### Entries provided
↓
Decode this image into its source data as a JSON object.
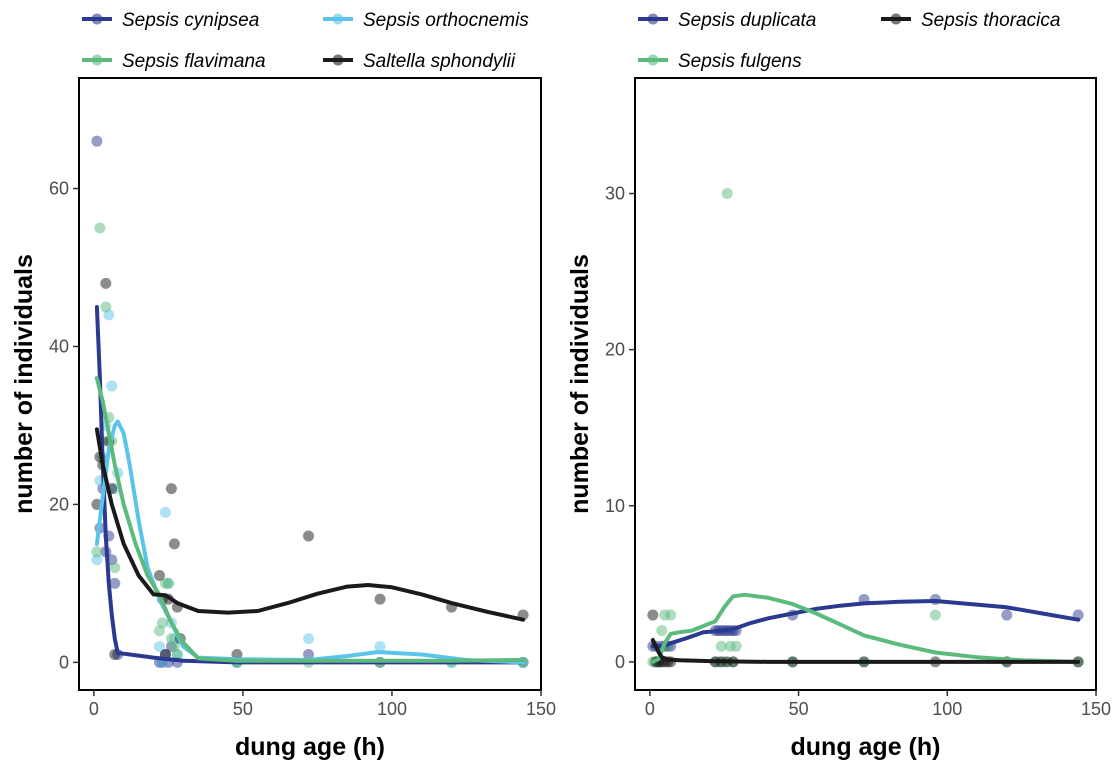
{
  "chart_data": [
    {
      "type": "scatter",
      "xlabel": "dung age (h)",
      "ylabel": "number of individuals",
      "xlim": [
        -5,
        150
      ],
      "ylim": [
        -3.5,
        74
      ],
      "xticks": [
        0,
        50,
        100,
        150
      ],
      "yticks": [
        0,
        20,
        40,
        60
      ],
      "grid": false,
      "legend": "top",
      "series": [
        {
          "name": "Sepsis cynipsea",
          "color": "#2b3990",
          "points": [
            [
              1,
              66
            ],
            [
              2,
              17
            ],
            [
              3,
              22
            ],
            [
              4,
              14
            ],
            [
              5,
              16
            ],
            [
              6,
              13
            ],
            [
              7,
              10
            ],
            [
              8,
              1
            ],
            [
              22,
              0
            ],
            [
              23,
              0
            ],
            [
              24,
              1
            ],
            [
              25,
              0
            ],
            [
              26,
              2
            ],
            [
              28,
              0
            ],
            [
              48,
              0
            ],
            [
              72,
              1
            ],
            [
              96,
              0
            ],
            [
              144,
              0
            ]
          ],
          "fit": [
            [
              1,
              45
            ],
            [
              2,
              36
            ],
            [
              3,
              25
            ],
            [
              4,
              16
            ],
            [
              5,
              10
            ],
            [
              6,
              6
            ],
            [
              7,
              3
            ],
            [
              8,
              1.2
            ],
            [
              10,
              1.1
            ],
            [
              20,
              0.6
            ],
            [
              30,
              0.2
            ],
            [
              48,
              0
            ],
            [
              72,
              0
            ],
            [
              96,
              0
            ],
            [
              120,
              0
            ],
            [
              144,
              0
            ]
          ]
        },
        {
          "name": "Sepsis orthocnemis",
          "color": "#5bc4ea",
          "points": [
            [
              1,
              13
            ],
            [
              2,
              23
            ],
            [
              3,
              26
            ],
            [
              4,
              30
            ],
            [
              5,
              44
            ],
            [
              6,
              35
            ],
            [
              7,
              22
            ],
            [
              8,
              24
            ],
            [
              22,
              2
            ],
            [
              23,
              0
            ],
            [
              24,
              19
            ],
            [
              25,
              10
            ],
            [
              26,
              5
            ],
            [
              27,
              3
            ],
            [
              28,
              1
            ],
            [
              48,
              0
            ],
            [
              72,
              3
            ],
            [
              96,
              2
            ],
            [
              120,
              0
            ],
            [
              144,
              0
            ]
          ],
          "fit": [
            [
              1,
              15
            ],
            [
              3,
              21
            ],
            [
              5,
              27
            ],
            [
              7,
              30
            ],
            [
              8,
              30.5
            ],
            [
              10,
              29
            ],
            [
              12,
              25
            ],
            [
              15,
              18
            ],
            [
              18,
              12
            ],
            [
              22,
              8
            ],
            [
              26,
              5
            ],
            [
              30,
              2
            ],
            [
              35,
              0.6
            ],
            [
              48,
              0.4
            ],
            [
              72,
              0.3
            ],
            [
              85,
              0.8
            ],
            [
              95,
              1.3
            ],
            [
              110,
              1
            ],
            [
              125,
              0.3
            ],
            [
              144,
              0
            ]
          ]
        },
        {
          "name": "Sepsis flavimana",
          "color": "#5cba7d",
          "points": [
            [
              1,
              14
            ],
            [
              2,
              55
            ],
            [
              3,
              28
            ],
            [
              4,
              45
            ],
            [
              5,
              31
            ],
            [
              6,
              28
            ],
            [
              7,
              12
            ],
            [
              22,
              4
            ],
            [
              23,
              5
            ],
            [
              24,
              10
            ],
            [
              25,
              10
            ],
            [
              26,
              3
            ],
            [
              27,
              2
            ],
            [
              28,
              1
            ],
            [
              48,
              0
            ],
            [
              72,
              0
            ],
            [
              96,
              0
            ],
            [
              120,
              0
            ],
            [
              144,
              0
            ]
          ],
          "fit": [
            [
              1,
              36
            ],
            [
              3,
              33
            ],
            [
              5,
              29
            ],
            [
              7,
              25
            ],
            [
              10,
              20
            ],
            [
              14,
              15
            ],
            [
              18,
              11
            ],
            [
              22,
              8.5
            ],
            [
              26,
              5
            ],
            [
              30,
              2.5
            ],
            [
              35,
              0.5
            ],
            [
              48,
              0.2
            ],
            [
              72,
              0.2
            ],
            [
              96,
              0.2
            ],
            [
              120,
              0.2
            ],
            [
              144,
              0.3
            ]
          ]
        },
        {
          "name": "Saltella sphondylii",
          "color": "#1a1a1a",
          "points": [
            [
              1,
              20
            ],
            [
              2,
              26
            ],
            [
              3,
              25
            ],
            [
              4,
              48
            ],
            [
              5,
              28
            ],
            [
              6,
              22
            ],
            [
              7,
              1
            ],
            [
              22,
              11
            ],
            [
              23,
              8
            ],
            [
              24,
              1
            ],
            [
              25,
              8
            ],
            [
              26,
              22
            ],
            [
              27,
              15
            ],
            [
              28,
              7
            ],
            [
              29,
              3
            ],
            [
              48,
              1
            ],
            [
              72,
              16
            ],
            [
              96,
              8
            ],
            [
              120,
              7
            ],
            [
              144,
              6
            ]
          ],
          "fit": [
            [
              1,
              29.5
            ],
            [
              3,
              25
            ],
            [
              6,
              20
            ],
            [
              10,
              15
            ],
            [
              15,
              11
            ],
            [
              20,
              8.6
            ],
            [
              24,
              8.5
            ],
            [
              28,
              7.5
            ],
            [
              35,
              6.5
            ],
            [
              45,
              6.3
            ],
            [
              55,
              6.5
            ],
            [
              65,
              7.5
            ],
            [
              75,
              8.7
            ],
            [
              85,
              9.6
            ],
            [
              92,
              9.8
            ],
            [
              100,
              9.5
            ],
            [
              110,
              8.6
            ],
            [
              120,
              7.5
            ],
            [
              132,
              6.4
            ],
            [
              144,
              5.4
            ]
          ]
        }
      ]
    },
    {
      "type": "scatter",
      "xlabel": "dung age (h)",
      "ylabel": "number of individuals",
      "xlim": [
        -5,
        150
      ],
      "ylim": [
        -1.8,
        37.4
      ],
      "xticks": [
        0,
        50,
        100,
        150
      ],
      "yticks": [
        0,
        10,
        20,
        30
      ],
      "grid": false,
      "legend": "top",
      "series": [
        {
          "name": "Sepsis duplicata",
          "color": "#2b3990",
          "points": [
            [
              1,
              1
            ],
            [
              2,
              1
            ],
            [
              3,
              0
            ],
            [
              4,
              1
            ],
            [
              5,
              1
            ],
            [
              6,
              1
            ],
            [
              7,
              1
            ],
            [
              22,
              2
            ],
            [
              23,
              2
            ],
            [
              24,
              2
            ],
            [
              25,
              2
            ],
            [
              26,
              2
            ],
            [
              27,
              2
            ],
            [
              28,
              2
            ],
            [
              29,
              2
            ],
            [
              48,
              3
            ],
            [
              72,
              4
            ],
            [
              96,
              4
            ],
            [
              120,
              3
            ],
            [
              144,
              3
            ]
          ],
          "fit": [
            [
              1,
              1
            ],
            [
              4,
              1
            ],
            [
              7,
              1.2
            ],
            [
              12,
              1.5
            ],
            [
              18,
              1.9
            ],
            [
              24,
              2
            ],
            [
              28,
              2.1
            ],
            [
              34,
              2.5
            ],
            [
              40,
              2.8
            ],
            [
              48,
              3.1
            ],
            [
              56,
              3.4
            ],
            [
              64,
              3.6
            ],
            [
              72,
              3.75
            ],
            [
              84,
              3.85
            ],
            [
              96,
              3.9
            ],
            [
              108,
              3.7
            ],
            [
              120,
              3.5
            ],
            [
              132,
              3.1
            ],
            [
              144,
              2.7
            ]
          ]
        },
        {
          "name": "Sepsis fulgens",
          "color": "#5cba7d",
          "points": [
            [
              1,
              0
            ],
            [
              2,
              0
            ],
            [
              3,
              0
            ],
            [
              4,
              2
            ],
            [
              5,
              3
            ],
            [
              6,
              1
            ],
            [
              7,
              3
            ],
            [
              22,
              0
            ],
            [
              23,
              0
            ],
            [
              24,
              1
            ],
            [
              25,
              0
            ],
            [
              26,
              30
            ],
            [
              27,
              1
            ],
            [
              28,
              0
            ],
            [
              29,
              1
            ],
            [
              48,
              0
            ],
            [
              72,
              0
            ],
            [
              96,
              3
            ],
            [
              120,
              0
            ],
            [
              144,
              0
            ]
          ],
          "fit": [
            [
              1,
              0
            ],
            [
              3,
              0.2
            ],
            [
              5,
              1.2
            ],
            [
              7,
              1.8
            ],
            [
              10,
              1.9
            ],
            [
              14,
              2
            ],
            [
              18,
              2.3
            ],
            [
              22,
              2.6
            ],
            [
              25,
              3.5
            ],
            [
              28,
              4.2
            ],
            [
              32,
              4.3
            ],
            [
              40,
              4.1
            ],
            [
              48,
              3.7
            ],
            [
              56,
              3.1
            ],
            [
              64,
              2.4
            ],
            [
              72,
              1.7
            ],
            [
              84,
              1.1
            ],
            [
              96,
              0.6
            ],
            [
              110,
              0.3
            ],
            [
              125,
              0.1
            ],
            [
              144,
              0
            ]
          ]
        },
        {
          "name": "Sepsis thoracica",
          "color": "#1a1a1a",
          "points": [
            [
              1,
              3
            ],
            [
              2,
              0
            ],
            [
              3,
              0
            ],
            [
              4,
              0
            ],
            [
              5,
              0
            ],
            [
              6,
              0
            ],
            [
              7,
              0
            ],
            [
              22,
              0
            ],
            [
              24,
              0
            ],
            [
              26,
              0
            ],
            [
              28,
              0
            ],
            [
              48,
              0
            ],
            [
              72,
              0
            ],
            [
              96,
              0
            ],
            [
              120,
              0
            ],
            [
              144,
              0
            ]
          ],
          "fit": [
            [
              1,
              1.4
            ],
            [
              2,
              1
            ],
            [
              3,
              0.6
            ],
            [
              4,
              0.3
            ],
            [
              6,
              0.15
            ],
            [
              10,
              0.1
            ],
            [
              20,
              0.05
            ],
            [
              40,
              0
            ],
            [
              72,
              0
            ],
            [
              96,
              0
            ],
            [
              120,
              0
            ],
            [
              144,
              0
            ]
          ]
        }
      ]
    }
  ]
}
↑
### Your instructions
Scan the lines above for "name", then copy every one that has it.

### Answer
          "name": "Sepsis cynipsea",
          "name": "Sepsis orthocnemis",
          "name": "Sepsis flavimana",
          "name": "Saltella sphondylii",
          "name": "Sepsis duplicata",
          "name": "Sepsis fulgens",
          "name": "Sepsis thoracica",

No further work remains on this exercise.